TASK OBJECTIVE
Copy the data below exactly, omitting any picture it contains.

##### DATA RECORDS #####

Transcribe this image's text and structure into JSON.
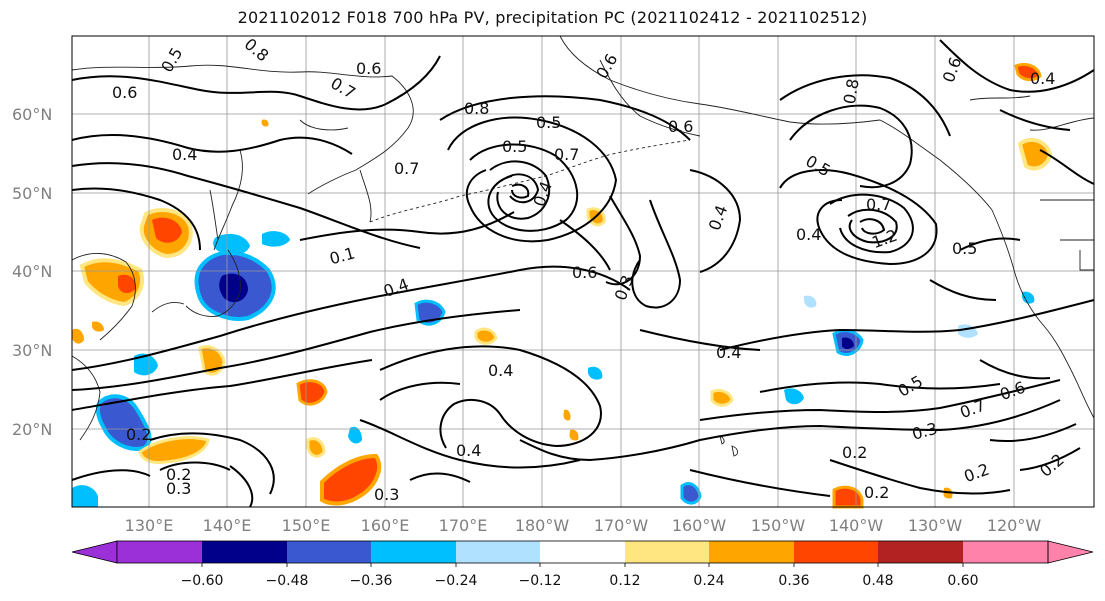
{
  "title": "2021102012 F018 700 hPa PV, precipitation PC (2021102412 - 2021102512)",
  "map": {
    "lat_labels": [
      "60°N",
      "50°N",
      "40°N",
      "30°N",
      "20°N"
    ],
    "lon_labels": [
      "130°E",
      "140°E",
      "150°E",
      "160°E",
      "170°E",
      "180°W",
      "170°W",
      "160°W",
      "150°W",
      "140°W",
      "130°W",
      "120°W"
    ],
    "pv_contour_labels": [
      "0.5",
      "0.8",
      "0.6",
      "0.7",
      "0.6",
      "0.4",
      "0.7",
      "0.8",
      "0.5",
      "0.6",
      "0.5",
      "0.4",
      "0.7",
      "0.1",
      "0.4",
      "0.6",
      "0.3",
      "0.4",
      "0.4",
      "0.4",
      "0.2",
      "0.3",
      "0.2",
      "0.3",
      "0.4",
      "0.5",
      "0.7",
      "0.8",
      "0.4",
      "0.6",
      "0.5",
      "0.7",
      "0.2",
      "0.2",
      "0.3",
      "0.6",
      "0.5",
      "0.2",
      "0.2",
      "1.2",
      "0.6",
      "0.4"
    ]
  },
  "colorbar": {
    "ticks": [
      "−0.60",
      "−0.48",
      "−0.36",
      "−0.24",
      "−0.12",
      "0.12",
      "0.24",
      "0.36",
      "0.48",
      "0.60"
    ],
    "colors": [
      "#9b30d8",
      "#00008b",
      "#3a58d0",
      "#00bfff",
      "#b0e2ff",
      "#ffffff",
      "#ffe680",
      "#ffa500",
      "#ff4500",
      "#b22222",
      "#ff82ab"
    ]
  }
}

#####

RESPONSE BELOW
Transcribe this image's text and structure into JSON.
{
  "title": "2021102012 F018 700 hPa PV, precipitation PC (2021102412 - 2021102512)",
  "map": {
    "lat_labels": [
      "60°N",
      "50°N",
      "40°N",
      "30°N",
      "20°N"
    ],
    "lon_labels": [
      "130°E",
      "140°E",
      "150°E",
      "160°E",
      "170°E",
      "180°W",
      "170°W",
      "160°W",
      "150°W",
      "140°W",
      "130°W",
      "120°W"
    ],
    "pv_contour_labels": [
      "0.5",
      "0.8",
      "0.6",
      "0.7",
      "0.6",
      "0.4",
      "0.7",
      "0.8",
      "0.5",
      "0.6",
      "0.5",
      "0.4",
      "0.7",
      "0.1",
      "0.4",
      "0.6",
      "0.3",
      "0.4",
      "0.4",
      "0.4",
      "0.2",
      "0.3",
      "0.2",
      "0.3",
      "0.4",
      "0.5",
      "0.7",
      "0.8",
      "0.4",
      "0.6",
      "0.5",
      "0.7",
      "0.2",
      "0.2",
      "0.3",
      "0.6",
      "0.5",
      "0.2",
      "0.2",
      "1.2",
      "0.6",
      "0.4"
    ]
  },
  "colorbar": {
    "ticks": [
      "−0.60",
      "−0.48",
      "−0.36",
      "−0.24",
      "−0.12",
      "0.12",
      "0.24",
      "0.36",
      "0.48",
      "0.60"
    ],
    "colors": [
      "#9b30d8",
      "#00008b",
      "#3a58d0",
      "#00bfff",
      "#b0e2ff",
      "#ffffff",
      "#ffe680",
      "#ffa500",
      "#ff4500",
      "#b22222",
      "#ff82ab"
    ]
  }
}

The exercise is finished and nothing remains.